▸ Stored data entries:
=======

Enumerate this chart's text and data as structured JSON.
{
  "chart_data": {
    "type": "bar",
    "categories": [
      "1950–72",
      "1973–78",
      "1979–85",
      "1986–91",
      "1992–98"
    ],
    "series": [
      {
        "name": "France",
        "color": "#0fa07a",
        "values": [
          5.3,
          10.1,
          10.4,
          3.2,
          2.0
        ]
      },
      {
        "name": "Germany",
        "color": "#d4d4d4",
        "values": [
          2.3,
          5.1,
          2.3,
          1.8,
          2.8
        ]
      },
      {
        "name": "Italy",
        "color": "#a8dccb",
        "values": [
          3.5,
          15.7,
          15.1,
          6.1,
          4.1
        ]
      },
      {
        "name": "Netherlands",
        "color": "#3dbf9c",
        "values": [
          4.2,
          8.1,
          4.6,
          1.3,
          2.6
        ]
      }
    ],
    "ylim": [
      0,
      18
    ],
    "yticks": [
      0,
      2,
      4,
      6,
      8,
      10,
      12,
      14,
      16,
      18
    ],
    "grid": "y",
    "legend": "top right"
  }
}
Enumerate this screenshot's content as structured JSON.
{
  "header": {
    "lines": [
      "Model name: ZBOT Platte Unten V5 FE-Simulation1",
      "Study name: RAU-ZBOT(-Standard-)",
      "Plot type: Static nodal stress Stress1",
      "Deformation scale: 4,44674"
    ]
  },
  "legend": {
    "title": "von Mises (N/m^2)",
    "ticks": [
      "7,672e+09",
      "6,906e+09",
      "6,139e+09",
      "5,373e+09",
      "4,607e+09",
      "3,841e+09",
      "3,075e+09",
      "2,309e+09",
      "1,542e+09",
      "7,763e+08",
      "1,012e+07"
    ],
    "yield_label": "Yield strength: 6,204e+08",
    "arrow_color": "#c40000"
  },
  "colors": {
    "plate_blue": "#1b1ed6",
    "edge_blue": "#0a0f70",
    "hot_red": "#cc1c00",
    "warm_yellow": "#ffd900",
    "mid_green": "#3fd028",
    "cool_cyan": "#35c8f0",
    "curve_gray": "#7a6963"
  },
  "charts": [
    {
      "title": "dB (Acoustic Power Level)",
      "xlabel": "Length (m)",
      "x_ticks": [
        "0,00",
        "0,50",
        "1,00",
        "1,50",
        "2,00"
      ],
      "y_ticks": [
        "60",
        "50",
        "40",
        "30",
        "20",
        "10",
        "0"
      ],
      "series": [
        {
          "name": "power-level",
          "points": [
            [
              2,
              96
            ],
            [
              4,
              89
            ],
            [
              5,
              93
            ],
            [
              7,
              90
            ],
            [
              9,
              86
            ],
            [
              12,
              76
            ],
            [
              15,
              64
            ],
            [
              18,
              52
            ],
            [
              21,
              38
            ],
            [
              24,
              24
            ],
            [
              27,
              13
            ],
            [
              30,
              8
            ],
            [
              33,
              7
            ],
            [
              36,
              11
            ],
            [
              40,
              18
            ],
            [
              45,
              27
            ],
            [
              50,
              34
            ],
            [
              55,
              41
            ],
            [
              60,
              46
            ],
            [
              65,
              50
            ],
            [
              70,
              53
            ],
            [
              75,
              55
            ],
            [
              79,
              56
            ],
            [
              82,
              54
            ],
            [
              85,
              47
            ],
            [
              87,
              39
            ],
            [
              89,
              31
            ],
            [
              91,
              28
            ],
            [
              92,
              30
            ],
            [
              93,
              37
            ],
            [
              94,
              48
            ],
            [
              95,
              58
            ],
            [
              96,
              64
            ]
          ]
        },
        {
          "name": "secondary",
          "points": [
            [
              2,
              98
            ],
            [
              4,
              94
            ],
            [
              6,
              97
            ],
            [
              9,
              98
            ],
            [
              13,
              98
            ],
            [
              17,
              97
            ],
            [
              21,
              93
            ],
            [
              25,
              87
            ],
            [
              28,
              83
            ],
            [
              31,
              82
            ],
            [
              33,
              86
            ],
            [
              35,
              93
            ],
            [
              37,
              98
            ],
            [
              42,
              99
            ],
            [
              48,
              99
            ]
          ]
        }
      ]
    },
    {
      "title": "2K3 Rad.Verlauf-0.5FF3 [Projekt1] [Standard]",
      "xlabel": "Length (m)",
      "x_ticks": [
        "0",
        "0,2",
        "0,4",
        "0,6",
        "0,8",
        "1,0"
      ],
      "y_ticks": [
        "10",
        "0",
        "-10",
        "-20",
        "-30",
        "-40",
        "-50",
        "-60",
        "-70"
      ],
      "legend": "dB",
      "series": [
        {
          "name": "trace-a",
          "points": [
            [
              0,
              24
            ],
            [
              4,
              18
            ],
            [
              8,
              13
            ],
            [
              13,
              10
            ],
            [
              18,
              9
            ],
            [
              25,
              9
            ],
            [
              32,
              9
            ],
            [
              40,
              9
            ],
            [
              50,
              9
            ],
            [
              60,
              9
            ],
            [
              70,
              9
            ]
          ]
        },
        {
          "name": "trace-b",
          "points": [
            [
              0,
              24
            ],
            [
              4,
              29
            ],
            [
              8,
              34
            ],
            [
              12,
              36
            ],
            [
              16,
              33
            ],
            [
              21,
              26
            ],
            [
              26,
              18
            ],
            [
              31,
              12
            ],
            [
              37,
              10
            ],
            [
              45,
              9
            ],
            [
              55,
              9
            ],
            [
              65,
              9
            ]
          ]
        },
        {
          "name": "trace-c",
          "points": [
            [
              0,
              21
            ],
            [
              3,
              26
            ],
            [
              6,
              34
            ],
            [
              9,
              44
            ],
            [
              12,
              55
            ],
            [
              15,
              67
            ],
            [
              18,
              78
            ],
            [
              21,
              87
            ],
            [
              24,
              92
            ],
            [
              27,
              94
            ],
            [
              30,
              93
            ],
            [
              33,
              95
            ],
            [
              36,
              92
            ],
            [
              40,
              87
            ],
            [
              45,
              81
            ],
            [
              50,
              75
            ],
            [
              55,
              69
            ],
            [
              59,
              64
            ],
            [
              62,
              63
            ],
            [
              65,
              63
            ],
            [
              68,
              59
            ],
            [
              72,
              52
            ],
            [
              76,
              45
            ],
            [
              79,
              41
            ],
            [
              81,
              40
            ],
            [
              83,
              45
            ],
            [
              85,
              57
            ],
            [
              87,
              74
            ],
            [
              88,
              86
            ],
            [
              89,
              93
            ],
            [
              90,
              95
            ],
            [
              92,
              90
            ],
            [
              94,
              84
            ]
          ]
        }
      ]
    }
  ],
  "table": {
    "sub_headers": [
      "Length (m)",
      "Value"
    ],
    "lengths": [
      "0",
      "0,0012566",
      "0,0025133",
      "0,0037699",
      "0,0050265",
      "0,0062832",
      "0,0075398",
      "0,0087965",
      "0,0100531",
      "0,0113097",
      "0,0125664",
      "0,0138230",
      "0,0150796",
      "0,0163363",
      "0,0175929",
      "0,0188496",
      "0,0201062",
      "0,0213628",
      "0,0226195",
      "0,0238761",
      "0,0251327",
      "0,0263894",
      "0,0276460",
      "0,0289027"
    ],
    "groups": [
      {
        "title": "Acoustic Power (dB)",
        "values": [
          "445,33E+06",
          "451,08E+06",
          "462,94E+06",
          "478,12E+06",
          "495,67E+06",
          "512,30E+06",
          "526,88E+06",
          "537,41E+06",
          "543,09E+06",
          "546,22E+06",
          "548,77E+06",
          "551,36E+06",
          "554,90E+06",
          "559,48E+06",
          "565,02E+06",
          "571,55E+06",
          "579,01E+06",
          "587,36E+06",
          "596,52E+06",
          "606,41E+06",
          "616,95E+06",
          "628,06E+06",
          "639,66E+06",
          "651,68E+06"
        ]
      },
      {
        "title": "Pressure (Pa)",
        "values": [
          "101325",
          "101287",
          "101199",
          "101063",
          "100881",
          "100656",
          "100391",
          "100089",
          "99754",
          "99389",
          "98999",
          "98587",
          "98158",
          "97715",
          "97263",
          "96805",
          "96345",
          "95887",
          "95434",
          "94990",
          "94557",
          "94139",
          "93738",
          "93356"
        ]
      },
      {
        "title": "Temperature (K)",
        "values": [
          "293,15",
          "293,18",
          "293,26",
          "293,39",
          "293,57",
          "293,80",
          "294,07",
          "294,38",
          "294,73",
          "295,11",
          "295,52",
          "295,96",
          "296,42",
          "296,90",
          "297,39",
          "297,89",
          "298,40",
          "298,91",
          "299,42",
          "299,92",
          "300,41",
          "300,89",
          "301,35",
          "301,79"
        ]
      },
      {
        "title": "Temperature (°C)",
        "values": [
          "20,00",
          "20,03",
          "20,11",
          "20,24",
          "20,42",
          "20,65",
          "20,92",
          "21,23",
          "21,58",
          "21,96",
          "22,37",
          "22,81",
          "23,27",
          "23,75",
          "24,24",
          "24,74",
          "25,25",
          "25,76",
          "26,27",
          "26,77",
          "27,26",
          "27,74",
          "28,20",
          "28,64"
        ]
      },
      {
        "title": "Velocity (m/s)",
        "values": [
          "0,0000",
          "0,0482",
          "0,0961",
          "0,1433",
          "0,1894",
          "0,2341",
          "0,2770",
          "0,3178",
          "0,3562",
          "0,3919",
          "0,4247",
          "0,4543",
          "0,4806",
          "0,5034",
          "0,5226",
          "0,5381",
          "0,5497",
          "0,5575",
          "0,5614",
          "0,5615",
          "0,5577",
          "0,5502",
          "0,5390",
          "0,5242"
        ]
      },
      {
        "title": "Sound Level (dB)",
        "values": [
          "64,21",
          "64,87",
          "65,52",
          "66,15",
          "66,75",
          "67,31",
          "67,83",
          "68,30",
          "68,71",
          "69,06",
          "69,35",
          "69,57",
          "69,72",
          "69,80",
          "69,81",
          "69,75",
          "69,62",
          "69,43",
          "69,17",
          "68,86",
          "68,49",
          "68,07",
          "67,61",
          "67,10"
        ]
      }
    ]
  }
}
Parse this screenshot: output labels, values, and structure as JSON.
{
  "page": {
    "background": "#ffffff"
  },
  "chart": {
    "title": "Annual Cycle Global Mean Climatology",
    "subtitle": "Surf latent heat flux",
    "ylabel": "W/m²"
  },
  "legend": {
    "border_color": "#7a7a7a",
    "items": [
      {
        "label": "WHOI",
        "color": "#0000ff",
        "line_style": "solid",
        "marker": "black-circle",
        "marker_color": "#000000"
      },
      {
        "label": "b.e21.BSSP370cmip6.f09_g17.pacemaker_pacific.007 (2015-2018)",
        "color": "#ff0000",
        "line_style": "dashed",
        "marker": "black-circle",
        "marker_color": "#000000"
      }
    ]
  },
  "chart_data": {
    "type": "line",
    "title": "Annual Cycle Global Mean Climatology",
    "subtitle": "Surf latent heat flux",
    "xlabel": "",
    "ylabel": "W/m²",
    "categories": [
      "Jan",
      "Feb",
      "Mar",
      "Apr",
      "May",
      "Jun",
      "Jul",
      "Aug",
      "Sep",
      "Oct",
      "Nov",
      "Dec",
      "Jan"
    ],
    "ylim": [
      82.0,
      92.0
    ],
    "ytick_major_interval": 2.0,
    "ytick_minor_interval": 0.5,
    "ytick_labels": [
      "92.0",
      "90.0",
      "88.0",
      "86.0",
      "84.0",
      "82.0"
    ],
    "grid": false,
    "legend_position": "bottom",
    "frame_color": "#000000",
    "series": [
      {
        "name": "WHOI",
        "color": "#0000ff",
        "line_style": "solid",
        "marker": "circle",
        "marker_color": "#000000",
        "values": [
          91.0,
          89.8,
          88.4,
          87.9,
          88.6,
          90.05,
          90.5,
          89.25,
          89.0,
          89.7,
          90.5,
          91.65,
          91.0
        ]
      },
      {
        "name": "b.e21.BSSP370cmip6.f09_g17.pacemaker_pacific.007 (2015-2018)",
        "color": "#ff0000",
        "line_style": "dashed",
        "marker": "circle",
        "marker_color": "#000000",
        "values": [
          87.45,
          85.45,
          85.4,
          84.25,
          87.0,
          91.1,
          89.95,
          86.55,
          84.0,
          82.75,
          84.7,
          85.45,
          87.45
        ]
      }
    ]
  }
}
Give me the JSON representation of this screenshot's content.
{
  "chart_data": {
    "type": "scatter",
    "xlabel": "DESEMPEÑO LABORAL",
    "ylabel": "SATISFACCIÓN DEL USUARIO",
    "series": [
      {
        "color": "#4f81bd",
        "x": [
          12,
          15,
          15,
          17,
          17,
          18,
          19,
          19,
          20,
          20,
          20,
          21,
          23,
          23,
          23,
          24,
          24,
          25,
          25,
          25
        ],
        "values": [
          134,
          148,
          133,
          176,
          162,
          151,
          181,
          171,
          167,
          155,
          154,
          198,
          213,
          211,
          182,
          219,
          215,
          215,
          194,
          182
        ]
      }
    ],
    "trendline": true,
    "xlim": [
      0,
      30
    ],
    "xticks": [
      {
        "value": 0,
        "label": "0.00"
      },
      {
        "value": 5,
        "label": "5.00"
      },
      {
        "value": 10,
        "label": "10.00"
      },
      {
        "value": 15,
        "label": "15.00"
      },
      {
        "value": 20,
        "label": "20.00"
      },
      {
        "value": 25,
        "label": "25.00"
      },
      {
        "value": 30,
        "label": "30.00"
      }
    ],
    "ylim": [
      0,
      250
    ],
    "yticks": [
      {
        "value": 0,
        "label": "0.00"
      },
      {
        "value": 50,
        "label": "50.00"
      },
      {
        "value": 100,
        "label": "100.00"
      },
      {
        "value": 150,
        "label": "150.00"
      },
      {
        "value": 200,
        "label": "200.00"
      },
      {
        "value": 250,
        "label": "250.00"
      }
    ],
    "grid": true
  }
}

=======

Only lines holding the string "trace" are wanted; gather each one from the entries above.

▸ THE REPLY:
          "name": "trace-a",
          "name": "trace-b",
          "name": "trace-c",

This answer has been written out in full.